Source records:
● ● ●
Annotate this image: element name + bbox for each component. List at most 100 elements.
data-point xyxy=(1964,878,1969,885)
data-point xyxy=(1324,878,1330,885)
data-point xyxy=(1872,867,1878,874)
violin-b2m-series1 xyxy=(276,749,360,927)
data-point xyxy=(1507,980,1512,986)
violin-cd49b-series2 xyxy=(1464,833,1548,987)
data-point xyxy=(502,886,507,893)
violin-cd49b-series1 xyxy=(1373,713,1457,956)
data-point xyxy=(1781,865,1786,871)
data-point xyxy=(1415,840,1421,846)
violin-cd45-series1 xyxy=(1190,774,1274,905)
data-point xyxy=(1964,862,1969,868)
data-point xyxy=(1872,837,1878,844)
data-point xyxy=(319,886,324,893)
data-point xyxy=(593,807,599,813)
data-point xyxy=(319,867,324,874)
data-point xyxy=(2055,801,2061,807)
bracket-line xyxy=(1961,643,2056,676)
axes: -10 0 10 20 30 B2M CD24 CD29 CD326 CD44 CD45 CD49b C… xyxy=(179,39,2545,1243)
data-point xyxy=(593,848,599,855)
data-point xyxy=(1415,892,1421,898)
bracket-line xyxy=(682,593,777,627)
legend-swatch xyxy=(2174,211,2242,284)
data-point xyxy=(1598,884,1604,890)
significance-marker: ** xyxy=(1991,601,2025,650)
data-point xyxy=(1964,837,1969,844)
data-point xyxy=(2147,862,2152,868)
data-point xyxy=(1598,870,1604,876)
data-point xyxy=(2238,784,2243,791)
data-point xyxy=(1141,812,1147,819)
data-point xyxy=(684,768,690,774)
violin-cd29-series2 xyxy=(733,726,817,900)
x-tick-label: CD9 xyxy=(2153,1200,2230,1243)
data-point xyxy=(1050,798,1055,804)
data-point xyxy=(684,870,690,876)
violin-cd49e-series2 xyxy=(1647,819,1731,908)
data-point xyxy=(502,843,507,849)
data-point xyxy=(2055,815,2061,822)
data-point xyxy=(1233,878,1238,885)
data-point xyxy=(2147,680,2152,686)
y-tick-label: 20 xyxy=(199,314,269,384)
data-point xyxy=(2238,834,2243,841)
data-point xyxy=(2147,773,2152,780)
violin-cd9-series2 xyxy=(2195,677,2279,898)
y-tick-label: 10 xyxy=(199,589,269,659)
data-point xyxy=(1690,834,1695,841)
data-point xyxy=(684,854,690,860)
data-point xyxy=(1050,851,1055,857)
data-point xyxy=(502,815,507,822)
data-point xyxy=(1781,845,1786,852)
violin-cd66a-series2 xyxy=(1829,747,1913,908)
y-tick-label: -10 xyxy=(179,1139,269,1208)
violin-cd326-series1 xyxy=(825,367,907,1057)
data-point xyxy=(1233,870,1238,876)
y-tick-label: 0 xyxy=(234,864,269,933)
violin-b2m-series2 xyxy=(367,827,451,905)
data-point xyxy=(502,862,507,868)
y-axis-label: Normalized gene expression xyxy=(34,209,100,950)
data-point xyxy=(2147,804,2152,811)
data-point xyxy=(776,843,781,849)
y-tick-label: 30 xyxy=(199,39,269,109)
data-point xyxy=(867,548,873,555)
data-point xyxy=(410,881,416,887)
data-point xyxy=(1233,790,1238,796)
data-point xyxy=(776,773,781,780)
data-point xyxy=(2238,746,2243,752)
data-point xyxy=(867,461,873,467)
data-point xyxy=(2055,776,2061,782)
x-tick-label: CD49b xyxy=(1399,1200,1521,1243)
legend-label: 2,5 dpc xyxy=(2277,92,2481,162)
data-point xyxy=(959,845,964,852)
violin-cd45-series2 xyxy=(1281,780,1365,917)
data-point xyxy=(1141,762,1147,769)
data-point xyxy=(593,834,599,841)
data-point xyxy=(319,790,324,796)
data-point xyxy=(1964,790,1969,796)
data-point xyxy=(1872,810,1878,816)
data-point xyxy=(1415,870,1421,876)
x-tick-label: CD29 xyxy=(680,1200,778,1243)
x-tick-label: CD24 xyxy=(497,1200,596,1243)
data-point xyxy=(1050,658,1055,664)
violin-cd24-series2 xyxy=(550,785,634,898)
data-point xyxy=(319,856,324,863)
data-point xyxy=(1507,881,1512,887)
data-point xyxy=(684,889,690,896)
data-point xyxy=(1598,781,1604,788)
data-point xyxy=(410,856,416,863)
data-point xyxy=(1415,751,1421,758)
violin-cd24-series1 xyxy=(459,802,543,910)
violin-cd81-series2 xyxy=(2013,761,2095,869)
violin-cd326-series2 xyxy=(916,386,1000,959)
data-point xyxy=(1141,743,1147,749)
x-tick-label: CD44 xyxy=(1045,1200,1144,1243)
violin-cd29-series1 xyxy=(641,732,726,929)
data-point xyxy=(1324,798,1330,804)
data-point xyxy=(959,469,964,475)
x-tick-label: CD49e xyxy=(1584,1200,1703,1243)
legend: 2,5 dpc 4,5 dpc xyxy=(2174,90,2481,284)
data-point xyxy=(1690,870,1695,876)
● ● ●
**TRY IT**: Could you retype all of the entries exactly, leaving none out?

**RESULT OF THE TASK**:
Annotate this image: element name + bbox for each component. List at most 100 elements.
data-point xyxy=(1964,878,1969,885)
data-point xyxy=(1324,878,1330,885)
data-point xyxy=(1872,867,1878,874)
violin-b2m-series1 xyxy=(276,749,360,927)
data-point xyxy=(1507,980,1512,986)
violin-cd49b-series2 xyxy=(1464,833,1548,987)
data-point xyxy=(502,886,507,893)
violin-cd49b-series1 xyxy=(1373,713,1457,956)
data-point xyxy=(1781,865,1786,871)
data-point xyxy=(1415,840,1421,846)
violin-cd45-series1 xyxy=(1190,774,1274,905)
data-point xyxy=(1964,862,1969,868)
data-point xyxy=(1872,837,1878,844)
data-point xyxy=(319,886,324,893)
data-point xyxy=(593,807,599,813)
data-point xyxy=(319,867,324,874)
data-point xyxy=(2055,801,2061,807)
bracket-line xyxy=(1961,643,2056,676)
axes: -10 0 10 20 30 B2M CD24 CD29 CD326 CD44 CD45 CD49b C… xyxy=(179,39,2545,1243)
data-point xyxy=(593,848,599,855)
data-point xyxy=(1415,892,1421,898)
bracket-line xyxy=(682,593,777,627)
legend-swatch xyxy=(2174,211,2242,284)
data-point xyxy=(1598,884,1604,890)
significance-marker: ** xyxy=(1991,601,2025,650)
data-point xyxy=(1964,837,1969,844)
data-point xyxy=(2147,862,2152,868)
data-point xyxy=(1598,870,1604,876)
data-point xyxy=(2238,784,2243,791)
data-point xyxy=(1141,812,1147,819)
data-point xyxy=(684,768,690,774)
violin-cd29-series2 xyxy=(733,726,817,900)
x-tick-label: CD9 xyxy=(2153,1200,2230,1243)
data-point xyxy=(1050,798,1055,804)
data-point xyxy=(684,870,690,876)
violin-cd49e-series2 xyxy=(1647,819,1731,908)
data-point xyxy=(502,843,507,849)
data-point xyxy=(2055,815,2061,822)
data-point xyxy=(1233,878,1238,885)
data-point xyxy=(2147,680,2152,686)
y-tick-label: 20 xyxy=(199,314,269,384)
data-point xyxy=(2238,834,2243,841)
data-point xyxy=(2147,773,2152,780)
violin-cd9-series2 xyxy=(2195,677,2279,898)
y-tick-label: 10 xyxy=(199,589,269,659)
data-point xyxy=(1690,834,1695,841)
data-point xyxy=(684,854,690,860)
data-point xyxy=(1050,851,1055,857)
data-point xyxy=(502,815,507,822)
data-point xyxy=(1781,845,1786,852)
violin-cd66a-series2 xyxy=(1829,747,1913,908)
y-tick-label: -10 xyxy=(179,1139,269,1208)
violin-cd326-series1 xyxy=(825,367,907,1057)
data-point xyxy=(1233,870,1238,876)
y-tick-label: 0 xyxy=(234,864,269,933)
violin-b2m-series2 xyxy=(367,827,451,905)
data-point xyxy=(502,862,507,868)
y-axis-label: Normalized gene expression xyxy=(34,209,100,950)
data-point xyxy=(2147,804,2152,811)
data-point xyxy=(776,843,781,849)
y-tick-label: 30 xyxy=(199,39,269,109)
data-point xyxy=(867,548,873,555)
data-point xyxy=(410,881,416,887)
data-point xyxy=(1233,790,1238,796)
data-point xyxy=(776,773,781,780)
data-point xyxy=(2238,746,2243,752)
data-point xyxy=(867,461,873,467)
data-point xyxy=(2055,776,2061,782)
x-tick-label: CD49b xyxy=(1399,1200,1521,1243)
legend-label: 2,5 dpc xyxy=(2277,92,2481,162)
data-point xyxy=(959,845,964,852)
violin-cd45-series2 xyxy=(1281,780,1365,917)
data-point xyxy=(1141,762,1147,769)
data-point xyxy=(593,834,599,841)
data-point xyxy=(319,790,324,796)
data-point xyxy=(1964,790,1969,796)
data-point xyxy=(1872,810,1878,816)
data-point xyxy=(1415,870,1421,876)
x-tick-label: CD29 xyxy=(680,1200,778,1243)
x-tick-label: CD24 xyxy=(497,1200,596,1243)
data-point xyxy=(1050,658,1055,664)
violin-cd24-series2 xyxy=(550,785,634,898)
data-point xyxy=(319,856,324,863)
data-point xyxy=(1507,881,1512,887)
data-point xyxy=(684,889,690,896)
data-point xyxy=(1598,781,1604,788)
data-point xyxy=(410,856,416,863)
data-point xyxy=(1415,751,1421,758)
violin-cd24-series1 xyxy=(459,802,543,910)
violin-cd81-series2 xyxy=(2013,761,2095,869)
violin-cd326-series2 xyxy=(916,386,1000,959)
data-point xyxy=(1141,743,1147,749)
x-tick-label: CD44 xyxy=(1045,1200,1144,1243)
violin-cd29-series1 xyxy=(641,732,726,929)
data-point xyxy=(1324,798,1330,804)
data-point xyxy=(959,469,964,475)
x-tick-label: CD49e xyxy=(1584,1200,1703,1243)
legend: 2,5 dpc 4,5 dpc xyxy=(2174,90,2481,284)
data-point xyxy=(1690,870,1695,876)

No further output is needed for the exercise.